**To be done:** Repeat each record below exactly as given.

Saved entries:
— BEGIN —

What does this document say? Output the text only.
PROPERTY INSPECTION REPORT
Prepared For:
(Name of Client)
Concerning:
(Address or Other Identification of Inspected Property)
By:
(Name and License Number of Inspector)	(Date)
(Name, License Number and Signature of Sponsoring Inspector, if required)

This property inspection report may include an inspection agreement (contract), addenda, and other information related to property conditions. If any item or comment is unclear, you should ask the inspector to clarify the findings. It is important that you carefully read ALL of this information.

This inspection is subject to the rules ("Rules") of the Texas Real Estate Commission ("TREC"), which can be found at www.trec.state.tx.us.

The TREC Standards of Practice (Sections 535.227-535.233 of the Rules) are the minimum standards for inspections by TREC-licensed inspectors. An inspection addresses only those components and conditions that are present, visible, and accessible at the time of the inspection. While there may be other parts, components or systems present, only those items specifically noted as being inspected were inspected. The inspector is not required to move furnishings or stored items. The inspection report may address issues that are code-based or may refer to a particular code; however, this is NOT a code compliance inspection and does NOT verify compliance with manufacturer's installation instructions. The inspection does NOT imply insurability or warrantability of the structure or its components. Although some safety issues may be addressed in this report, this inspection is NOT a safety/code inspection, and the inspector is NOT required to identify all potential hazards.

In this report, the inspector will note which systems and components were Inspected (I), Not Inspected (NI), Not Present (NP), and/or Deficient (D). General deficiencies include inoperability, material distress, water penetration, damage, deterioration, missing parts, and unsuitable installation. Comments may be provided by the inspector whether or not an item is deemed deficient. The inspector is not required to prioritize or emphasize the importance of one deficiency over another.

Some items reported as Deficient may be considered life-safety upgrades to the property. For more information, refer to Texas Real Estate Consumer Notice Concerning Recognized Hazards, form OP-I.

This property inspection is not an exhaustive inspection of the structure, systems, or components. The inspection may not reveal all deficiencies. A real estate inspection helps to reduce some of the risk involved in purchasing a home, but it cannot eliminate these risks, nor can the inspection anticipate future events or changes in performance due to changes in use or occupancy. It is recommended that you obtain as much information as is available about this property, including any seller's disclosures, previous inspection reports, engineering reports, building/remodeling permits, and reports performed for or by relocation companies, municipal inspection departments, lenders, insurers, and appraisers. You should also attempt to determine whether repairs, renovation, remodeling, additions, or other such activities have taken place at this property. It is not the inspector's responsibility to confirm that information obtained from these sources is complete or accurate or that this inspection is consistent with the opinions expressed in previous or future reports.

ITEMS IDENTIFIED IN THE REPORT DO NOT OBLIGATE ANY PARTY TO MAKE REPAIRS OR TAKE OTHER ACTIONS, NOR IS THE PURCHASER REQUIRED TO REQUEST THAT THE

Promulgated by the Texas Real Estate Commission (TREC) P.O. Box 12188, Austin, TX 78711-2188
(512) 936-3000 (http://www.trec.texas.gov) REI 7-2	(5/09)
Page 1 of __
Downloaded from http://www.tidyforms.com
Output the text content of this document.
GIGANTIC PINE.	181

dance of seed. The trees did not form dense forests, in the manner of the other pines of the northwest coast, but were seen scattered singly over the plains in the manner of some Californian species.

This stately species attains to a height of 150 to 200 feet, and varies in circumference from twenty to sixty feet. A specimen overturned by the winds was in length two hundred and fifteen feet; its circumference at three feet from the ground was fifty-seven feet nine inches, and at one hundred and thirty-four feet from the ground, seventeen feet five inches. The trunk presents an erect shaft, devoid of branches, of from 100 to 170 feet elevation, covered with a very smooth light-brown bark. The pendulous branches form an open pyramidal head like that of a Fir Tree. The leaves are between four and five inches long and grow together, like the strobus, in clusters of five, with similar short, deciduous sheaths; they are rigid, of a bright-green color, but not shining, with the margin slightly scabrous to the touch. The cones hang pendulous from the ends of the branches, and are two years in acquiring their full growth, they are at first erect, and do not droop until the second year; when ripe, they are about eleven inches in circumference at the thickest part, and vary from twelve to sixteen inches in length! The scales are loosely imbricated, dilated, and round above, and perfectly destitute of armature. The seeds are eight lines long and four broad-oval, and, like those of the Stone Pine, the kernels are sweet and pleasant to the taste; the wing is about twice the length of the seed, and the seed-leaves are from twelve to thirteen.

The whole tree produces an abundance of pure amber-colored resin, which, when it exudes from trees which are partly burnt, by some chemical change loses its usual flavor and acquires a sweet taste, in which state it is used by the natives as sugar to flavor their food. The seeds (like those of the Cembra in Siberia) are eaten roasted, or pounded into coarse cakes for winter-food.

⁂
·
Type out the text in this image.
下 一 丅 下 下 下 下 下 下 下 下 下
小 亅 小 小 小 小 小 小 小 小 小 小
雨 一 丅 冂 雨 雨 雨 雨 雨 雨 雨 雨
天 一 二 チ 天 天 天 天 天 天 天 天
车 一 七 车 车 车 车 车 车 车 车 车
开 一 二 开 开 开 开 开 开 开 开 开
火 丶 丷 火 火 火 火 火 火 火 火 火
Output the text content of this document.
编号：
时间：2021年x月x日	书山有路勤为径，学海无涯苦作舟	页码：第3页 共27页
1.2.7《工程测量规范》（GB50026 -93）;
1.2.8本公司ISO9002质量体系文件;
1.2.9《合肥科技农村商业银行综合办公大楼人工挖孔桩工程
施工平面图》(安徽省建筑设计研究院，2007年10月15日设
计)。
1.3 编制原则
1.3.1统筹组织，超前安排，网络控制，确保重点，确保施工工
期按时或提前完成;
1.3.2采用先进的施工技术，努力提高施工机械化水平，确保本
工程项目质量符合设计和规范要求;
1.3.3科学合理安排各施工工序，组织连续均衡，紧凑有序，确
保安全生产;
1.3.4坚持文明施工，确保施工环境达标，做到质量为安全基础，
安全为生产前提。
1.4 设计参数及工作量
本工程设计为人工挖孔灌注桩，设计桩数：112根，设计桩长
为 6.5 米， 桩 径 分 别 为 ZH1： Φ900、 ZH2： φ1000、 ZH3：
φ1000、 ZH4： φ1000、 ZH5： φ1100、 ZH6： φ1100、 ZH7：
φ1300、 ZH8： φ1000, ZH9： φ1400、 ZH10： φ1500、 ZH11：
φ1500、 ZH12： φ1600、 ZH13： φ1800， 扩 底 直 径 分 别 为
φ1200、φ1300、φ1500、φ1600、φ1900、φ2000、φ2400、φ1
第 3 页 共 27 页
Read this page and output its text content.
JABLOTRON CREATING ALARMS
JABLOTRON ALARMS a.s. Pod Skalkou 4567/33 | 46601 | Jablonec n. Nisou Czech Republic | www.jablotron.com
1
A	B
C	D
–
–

— END —

**Output of the task:**
What does this document say? Output the text only.
PROPERTY INSPECTION REPORT
Prepared For:
(Name of Client)
Concerning:
(Address or Other Identification of Inspected Property)
By:
(Name and License Number of Inspector)	(Date)
(Name, License Number and Signature of Sponsoring Inspector, if required)

This property inspection report may include an inspection agreement (contract), addenda, and other information related to property conditions. If any item or comment is unclear, you should ask the inspector to clarify the findings. It is important that you carefully read ALL of this information.

This inspection is subject to the rules ("Rules") of the Texas Real Estate Commission ("TREC"), which can be found at www.trec.state.tx.us.

The TREC Standards of Practice (Sections 535.227-535.233 of the Rules) are the minimum standards for inspections by TREC-licensed inspectors. An inspection addresses only those components and conditions that are present, visible, and accessible at the time of the inspection. While there may be other parts, components or systems present, only those items specifically noted as being inspected were inspected. The inspector is not required to move furnishings or stored items. The inspection report may address issues that are code-based or may refer to a particular code; however, this is NOT a code compliance inspection and does NOT verify compliance with manufacturer's installation instructions. The inspection does NOT imply insurability or warrantability of the structure or its components. Although some safety issues may be addressed in this report, this inspection is NOT a safety/code inspection, and the inspector is NOT required to identify all potential hazards.

In this report, the inspector will note which systems and components were Inspected (I), Not Inspected (NI), Not Present (NP), and/or Deficient (D). General deficiencies include inoperability, material distress, water penetration, damage, deterioration, missing parts, and unsuitable installation. Comments may be provided by the inspector whether or not an item is deemed deficient. The inspector is not required to prioritize or emphasize the importance of one deficiency over another.

Some items reported as Deficient may be considered life-safety upgrades to the property. For more information, refer to Texas Real Estate Consumer Notice Concerning Recognized Hazards, form OP-I.

This property inspection is not an exhaustive inspection of the structure, systems, or components. The inspection may not reveal all deficiencies. A real estate inspection helps to reduce some of the risk involved in purchasing a home, but it cannot eliminate these risks, nor can the inspection anticipate future events or changes in performance due to changes in use or occupancy. It is recommended that you obtain as much information as is available about this property, including any seller's disclosures, previous inspection reports, engineering reports, building/remodeling permits, and reports performed for or by relocation companies, municipal inspection departments, lenders, insurers, and appraisers. You should also attempt to determine whether repairs, renovation, remodeling, additions, or other such activities have taken place at this property. It is not the inspector's responsibility to confirm that information obtained from these sources is complete or accurate or that this inspection is consistent with the opinions expressed in previous or future reports.

ITEMS IDENTIFIED IN THE REPORT DO NOT OBLIGATE ANY PARTY TO MAKE REPAIRS OR TAKE OTHER ACTIONS, NOR IS THE PURCHASER REQUIRED TO REQUEST THAT THE

Promulgated by the Texas Real Estate Commission (TREC) P.O. Box 12188, Austin, TX 78711-2188
(512) 936-3000 (http://www.trec.texas.gov) REI 7-2	(5/09)
Page 1 of __
Downloaded from http://www.tidyforms.com
Output the text content of this document.
GIGANTIC PINE.	181

dance of seed. The trees did not form dense forests, in the manner of the other pines of the northwest coast, but were seen scattered singly over the plains in the manner of some Californian species.

This stately species attains to a height of 150 to 200 feet, and varies in circumference from twenty to sixty feet. A specimen overturned by the winds was in length two hundred and fifteen feet; its circumference at three feet from the ground was fifty-seven feet nine inches, and at one hundred and thirty-four feet from the ground, seventeen feet five inches. The trunk presents an erect shaft, devoid of branches, of from 100 to 170 feet elevation, covered with a very smooth light-brown bark. The pendulous branches form an open pyramidal head like that of a Fir Tree. The leaves are between four and five inches long and grow together, like the strobus, in clusters of five, with similar short, deciduous sheaths; they are rigid, of a bright-green color, but not shining, with the margin slightly scabrous to the touch. The cones hang pendulous from the ends of the branches, and are two years in acquiring their full growth, they are at first erect, and do not droop until the second year; when ripe, they are about eleven inches in circumference at the thickest part, and vary from twelve to sixteen inches in length! The scales are loosely imbricated, dilated, and round above, and perfectly destitute of armature. The seeds are eight lines long and four broad-oval, and, like those of the Stone Pine, the kernels are sweet and pleasant to the taste; the wing is about twice the length of the seed, and the seed-leaves are from twelve to thirteen.

The whole tree produces an abundance of pure amber-colored resin, which, when it exudes from trees which are partly burnt, by some chemical change loses its usual flavor and acquires a sweet taste, in which state it is used by the natives as sugar to flavor their food. The seeds (like those of the Cembra in Siberia) are eaten roasted, or pounded into coarse cakes for winter-food.

⁂
·
Type out the text in this image.
下 一 丅 下 下 下 下 下 下 下 下 下
小 亅 小 小 小 小 小 小 小 小 小 小
雨 一 丅 冂 雨 雨 雨 雨 雨 雨 雨 雨
天 一 二 チ 天 天 天 天 天 天 天 天
车 一 七 车 车 车 车 车 车 车 车 车
开 一 二 开 开 开 开 开 开 开 开 开
火 丶 丷 火 火 火 火 火 火 火 火 火
Output the text content of this document.
编号：
时间：2021年x月x日	书山有路勤为径，学海无涯苦作舟	页码：第3页 共27页
1.2.7《工程测量规范》（GB50026 -93）;
1.2.8本公司ISO9002质量体系文件;
1.2.9《合肥科技农村商业银行综合办公大楼人工挖孔桩工程
施工平面图》(安徽省建筑设计研究院，2007年10月15日设
计)。
1.3 编制原则
1.3.1统筹组织，超前安排，网络控制，确保重点，确保施工工
期按时或提前完成;
1.3.2采用先进的施工技术，努力提高施工机械化水平，确保本
工程项目质量符合设计和规范要求;
1.3.3科学合理安排各施工工序，组织连续均衡，紧凑有序，确
保安全生产;
1.3.4坚持文明施工，确保施工环境达标，做到质量为安全基础，
安全为生产前提。
1.4 设计参数及工作量
本工程设计为人工挖孔灌注桩，设计桩数：112根，设计桩长
为 6.5 米， 桩 径 分 别 为 ZH1： Φ900、 ZH2： φ1000、 ZH3：
φ1000、 ZH4： φ1000、 ZH5： φ1100、 ZH6： φ1100、 ZH7：
φ1300、 ZH8： φ1000, ZH9： φ1400、 ZH10： φ1500、 ZH11：
φ1500、 ZH12： φ1600、 ZH13： φ1800， 扩 底 直 径 分 别 为
φ1200、φ1300、φ1500、φ1600、φ1900、φ2000、φ2400、φ1
第 3 页 共 27 页
Read this page and output its text content.
JABLOTRON CREATING ALARMS
JABLOTRON ALARMS a.s. Pod Skalkou 4567/33 | 46601 | Jablonec n. Nisou Czech Republic | www.jablotron.com
1
A	B
C	D
–
–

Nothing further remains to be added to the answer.